— Start of Extracted information —
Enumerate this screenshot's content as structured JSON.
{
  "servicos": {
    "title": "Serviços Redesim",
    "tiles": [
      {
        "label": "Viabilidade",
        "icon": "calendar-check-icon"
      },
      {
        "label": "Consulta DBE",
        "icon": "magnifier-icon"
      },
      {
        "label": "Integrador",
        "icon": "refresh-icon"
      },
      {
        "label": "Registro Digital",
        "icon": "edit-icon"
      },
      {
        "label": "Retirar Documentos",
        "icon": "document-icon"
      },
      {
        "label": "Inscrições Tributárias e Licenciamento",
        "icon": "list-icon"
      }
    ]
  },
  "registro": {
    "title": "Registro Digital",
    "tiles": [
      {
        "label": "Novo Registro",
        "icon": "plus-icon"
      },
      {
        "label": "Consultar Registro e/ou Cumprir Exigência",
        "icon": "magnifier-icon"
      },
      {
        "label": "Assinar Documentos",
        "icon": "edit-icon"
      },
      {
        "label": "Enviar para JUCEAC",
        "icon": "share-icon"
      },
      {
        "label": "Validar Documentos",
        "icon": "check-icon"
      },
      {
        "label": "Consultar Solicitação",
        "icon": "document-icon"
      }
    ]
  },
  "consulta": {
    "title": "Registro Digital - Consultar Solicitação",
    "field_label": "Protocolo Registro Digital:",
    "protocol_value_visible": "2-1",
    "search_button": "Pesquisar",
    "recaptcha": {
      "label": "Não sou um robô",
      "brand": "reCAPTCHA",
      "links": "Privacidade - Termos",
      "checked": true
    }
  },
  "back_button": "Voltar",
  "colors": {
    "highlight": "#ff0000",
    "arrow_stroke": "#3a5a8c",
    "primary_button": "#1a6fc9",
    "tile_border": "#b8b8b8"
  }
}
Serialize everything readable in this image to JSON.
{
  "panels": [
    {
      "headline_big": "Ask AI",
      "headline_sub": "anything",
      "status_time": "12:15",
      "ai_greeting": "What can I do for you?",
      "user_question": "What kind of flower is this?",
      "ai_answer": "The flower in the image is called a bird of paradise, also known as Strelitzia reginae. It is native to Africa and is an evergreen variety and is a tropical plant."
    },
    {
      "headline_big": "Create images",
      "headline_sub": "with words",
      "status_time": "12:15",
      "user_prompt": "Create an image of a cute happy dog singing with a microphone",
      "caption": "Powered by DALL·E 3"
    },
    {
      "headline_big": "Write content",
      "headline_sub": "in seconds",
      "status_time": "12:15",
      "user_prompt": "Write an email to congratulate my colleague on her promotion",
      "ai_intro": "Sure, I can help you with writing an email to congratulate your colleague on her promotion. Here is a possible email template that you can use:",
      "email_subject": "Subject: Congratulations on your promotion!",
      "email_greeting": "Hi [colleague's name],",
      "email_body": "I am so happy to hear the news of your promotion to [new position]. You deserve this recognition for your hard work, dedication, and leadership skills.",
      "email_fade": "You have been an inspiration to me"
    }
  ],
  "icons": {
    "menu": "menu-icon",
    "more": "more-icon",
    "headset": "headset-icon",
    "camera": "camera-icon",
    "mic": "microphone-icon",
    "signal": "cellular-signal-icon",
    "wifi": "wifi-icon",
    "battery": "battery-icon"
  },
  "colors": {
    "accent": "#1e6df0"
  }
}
— End of Extracted information —
**Task directions**
Search the listing for the word "What". Copy every line in which it occurs.

**Correct output**
      "ai_greeting": "What can I do for you?",
      "user_question": "What kind of flower is this?",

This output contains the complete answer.